# DATA PROVIDED start
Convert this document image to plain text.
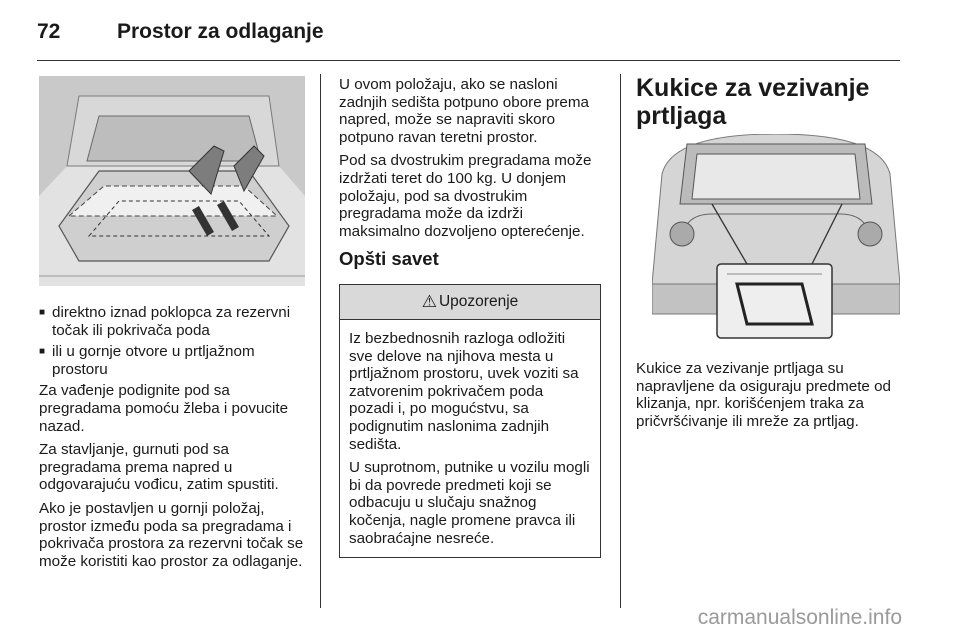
72	Prostor za odlaganje
■ direktno iznad poklopca za rezervni točak ili pokrivača poda
■ ili u gornje otvore u prtljažnom prostoru

Za vađenje podignite pod sa pregradama pomoću žleba i povucite nazad.

Za stavljanje, gurnuti pod sa pregradama prema napred u odgovarajuću vođicu, zatim spustiti.

Ako je postavljen u gornji položaj, prostor između poda sa pregradama i pokrivača prostora za rezervni točak se može koristiti kao prostor za odlaganje.

U ovom položaju, ako se nasloni zadnjih sedišta potpuno obore prema napred, može se napraviti skoro potpuno ravan teretni prostor.

Pod sa dvostrukim pregradama može izdržati teret do 100 kg. U donjem položaju, pod sa dvostrukim pregradama može da izdrži maksimalno dozvoljeno opterećenje.

Opšti savet
⚠ Upozorenje

Iz bezbednosnih razloga odložiti sve delove na njihova mesta u prtljažnom prostoru, uvek voziti sa zatvorenim pokrivačem poda pozadi i, po mogućstvu, sa podignutim naslonima zadnjih sedišta.

U suprotnom, putnike u vozilu mogli bi da povrede predmeti koji se odbacuju u slučaju snažnog kočenja, nagle promene pravca ili saobraćajne nesreće.

Kukice za vezivanje prtljaga

Kukice za vezivanje prtljaga su napravljene da osiguraju predmete od klizanja, npr. korišćenjem traka za pričvršćivanje ili mreže za prtljag.

carmanualsonline.info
# DATA PROVIDED end
#### EXERCISE
Produce an exact copy of each line of data, skipping embedded images.

#### EXPECTED OUTPUT
Convert this document image to plain text.
72	Prostor za odlaganje
■ direktno iznad poklopca za rezervni točak ili pokrivača poda
■ ili u gornje otvore u prtljažnom prostoru

Za vađenje podignite pod sa pregradama pomoću žleba i povucite nazad.

Za stavljanje, gurnuti pod sa pregradama prema napred u odgovarajuću vođicu, zatim spustiti.

Ako je postavljen u gornji položaj, prostor između poda sa pregradama i pokrivača prostora za rezervni točak se može koristiti kao prostor za odlaganje.

U ovom položaju, ako se nasloni zadnjih sedišta potpuno obore prema napred, može se napraviti skoro potpuno ravan teretni prostor.

Pod sa dvostrukim pregradama može izdržati teret do 100 kg. U donjem položaju, pod sa dvostrukim pregradama može da izdrži maksimalno dozvoljeno opterećenje.

Opšti savet
⚠ Upozorenje

Iz bezbednosnih razloga odložiti sve delove na njihova mesta u prtljažnom prostoru, uvek voziti sa zatvorenim pokrivačem poda pozadi i, po mogućstvu, sa podignutim naslonima zadnjih sedišta.

U suprotnom, putnike u vozilu mogli bi da povrede predmeti koji se odbacuju u slučaju snažnog kočenja, nagle promene pravca ili saobraćajne nesreće.

Kukice za vezivanje prtljaga

Kukice za vezivanje prtljaga su napravljene da osiguraju predmete od klizanja, npr. korišćenjem traka za pričvršćivanje ili mreže za prtljag.

carmanualsonline.info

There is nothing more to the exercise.